#### Description of the task
Return a copy of every line in the records that includes the word "уплате".

● ● ●

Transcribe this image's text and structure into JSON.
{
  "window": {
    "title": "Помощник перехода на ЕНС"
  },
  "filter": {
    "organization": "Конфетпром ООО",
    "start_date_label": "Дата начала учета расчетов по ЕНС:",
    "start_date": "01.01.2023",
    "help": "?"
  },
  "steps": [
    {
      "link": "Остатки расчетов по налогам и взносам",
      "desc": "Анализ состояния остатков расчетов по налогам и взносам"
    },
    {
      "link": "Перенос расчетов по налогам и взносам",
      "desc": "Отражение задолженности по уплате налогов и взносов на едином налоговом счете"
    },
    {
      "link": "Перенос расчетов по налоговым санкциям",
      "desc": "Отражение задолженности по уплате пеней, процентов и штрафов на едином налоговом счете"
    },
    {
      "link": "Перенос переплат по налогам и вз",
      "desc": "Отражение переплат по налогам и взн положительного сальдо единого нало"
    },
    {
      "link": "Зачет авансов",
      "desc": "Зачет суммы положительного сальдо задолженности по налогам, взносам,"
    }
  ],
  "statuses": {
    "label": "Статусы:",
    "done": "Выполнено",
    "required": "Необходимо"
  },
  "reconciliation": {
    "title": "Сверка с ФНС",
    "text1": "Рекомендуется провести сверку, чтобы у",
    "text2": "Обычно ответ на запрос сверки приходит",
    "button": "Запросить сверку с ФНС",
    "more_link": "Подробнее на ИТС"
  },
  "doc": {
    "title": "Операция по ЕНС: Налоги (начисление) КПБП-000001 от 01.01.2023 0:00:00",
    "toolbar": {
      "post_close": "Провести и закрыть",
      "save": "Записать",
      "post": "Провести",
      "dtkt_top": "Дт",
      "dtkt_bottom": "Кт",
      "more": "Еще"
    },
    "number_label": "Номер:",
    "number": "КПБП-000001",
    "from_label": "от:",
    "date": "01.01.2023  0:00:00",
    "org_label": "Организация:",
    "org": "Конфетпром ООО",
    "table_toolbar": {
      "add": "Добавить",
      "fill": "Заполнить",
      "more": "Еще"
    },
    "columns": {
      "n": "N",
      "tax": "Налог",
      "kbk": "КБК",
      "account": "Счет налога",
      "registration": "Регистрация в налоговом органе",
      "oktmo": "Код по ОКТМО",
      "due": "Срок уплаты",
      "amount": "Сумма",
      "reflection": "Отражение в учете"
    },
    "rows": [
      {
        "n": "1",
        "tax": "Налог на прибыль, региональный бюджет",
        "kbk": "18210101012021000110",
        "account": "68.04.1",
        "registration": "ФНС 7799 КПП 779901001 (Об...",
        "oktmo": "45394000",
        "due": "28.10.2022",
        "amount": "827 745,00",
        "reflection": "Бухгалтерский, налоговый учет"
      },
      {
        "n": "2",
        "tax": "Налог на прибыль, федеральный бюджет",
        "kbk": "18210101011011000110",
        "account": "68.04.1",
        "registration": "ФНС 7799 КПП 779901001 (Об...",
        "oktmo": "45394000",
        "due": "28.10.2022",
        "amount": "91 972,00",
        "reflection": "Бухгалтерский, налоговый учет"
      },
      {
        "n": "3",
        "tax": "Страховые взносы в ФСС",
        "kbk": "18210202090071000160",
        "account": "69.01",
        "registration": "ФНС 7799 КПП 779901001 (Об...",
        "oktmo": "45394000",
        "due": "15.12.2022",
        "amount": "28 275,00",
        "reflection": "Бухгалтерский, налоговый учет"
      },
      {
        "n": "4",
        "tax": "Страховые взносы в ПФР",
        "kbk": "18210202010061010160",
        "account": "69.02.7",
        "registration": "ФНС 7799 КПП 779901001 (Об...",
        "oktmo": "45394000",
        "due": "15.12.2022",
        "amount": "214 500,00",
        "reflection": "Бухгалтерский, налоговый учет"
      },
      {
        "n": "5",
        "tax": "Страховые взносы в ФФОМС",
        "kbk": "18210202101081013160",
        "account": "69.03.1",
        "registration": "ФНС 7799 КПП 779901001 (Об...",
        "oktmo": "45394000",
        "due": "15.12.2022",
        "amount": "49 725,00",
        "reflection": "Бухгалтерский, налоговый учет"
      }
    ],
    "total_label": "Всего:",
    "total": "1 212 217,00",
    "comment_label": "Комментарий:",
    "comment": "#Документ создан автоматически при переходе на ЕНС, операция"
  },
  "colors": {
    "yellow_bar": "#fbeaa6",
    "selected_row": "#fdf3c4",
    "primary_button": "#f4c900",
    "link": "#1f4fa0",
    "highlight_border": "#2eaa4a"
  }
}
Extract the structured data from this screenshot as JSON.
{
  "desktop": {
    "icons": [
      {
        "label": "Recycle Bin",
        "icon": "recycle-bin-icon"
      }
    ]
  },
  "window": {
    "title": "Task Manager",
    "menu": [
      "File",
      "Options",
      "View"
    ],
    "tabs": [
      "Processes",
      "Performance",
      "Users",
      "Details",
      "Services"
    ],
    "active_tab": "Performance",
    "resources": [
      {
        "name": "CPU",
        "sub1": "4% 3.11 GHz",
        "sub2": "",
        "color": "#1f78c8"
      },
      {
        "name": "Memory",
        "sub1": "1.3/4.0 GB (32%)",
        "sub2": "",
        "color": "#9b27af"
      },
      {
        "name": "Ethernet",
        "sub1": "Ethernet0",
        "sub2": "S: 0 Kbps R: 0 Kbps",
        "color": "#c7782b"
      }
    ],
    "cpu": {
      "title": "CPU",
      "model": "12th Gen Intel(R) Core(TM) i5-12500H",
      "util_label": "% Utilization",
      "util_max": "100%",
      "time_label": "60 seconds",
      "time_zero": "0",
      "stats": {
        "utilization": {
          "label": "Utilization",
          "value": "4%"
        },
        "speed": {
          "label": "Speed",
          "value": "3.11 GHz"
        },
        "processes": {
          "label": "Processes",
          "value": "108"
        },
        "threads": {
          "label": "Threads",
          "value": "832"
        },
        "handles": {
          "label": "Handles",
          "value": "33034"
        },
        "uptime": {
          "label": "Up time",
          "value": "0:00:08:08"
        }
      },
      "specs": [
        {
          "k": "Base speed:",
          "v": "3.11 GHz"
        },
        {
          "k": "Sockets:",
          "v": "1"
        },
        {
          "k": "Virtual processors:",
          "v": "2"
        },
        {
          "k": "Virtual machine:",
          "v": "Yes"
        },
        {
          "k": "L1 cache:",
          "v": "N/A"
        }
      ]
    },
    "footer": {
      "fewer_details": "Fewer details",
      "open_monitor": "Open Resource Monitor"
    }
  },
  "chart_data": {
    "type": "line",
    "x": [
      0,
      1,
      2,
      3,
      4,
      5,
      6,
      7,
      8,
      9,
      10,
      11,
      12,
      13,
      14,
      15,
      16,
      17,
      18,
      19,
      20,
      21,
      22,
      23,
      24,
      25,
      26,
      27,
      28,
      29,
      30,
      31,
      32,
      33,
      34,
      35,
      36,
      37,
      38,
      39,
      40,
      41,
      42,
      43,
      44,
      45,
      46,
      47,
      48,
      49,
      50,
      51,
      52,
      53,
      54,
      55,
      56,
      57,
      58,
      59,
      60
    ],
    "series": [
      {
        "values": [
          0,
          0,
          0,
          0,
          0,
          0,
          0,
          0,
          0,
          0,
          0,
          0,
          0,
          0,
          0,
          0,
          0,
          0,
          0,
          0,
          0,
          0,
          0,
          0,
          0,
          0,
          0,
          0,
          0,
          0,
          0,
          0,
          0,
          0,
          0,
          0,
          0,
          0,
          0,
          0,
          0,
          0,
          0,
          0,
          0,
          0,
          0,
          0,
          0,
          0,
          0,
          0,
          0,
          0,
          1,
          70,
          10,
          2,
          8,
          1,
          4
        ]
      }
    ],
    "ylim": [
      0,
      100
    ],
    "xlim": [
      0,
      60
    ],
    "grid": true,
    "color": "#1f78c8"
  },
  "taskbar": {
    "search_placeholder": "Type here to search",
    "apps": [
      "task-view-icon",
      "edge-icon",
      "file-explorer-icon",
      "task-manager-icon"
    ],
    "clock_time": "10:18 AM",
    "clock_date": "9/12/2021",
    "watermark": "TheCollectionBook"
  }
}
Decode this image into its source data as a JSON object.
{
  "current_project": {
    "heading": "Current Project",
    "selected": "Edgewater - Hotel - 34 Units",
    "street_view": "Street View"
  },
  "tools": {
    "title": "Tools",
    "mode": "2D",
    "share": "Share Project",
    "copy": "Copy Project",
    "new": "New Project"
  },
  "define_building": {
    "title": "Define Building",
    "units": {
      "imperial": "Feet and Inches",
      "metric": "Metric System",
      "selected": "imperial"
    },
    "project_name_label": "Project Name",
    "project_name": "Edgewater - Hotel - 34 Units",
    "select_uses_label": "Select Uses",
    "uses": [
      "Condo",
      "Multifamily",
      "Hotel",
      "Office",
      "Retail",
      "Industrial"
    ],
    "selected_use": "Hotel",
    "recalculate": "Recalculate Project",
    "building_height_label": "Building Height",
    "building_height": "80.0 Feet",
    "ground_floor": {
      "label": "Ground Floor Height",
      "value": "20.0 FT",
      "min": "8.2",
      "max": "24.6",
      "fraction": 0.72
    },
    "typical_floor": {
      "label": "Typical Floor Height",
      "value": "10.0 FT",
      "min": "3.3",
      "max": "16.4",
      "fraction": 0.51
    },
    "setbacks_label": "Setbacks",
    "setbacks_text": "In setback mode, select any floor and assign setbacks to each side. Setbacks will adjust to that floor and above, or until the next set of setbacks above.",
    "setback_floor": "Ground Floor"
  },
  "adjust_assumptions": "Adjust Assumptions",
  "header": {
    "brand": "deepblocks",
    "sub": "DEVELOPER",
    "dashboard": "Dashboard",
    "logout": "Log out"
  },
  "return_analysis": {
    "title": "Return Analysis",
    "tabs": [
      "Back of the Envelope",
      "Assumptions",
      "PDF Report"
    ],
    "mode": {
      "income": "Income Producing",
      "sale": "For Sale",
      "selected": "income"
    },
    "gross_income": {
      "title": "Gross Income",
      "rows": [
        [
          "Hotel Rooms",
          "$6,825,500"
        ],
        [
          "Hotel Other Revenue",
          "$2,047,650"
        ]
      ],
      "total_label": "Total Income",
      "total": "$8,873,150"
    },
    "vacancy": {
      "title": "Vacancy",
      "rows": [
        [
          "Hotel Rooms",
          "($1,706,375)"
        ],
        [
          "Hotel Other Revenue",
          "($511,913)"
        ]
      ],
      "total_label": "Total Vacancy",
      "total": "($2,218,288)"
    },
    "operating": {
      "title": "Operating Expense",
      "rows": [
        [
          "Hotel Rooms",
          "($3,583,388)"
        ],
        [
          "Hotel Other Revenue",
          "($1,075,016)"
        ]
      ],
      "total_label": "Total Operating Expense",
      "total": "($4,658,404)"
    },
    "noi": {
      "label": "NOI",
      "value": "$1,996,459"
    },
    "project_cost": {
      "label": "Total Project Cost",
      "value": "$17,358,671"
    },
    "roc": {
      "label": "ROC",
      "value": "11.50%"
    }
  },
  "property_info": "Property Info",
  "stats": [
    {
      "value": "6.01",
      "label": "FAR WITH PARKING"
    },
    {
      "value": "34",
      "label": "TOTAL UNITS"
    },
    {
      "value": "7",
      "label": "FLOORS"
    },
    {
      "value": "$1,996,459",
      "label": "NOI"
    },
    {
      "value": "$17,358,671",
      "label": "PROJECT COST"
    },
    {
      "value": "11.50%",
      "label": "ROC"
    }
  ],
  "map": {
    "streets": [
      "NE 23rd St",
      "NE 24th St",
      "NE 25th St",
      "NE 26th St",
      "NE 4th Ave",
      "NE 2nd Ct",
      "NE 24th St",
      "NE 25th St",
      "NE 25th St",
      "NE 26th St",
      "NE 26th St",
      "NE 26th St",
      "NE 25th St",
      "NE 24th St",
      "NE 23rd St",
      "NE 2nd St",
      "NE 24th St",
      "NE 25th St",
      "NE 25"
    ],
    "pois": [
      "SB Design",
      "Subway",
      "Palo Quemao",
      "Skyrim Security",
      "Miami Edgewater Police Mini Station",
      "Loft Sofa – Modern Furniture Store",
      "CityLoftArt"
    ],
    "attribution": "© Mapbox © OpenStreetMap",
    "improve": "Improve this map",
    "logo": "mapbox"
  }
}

● ● ●

#### Solution
      "desc": "Отражение задолженности по уплате налогов и взносов на едином налоговом счете"
      "desc": "Отражение задолженности по уплате пеней, процентов и штрафов на едином налоговом счете"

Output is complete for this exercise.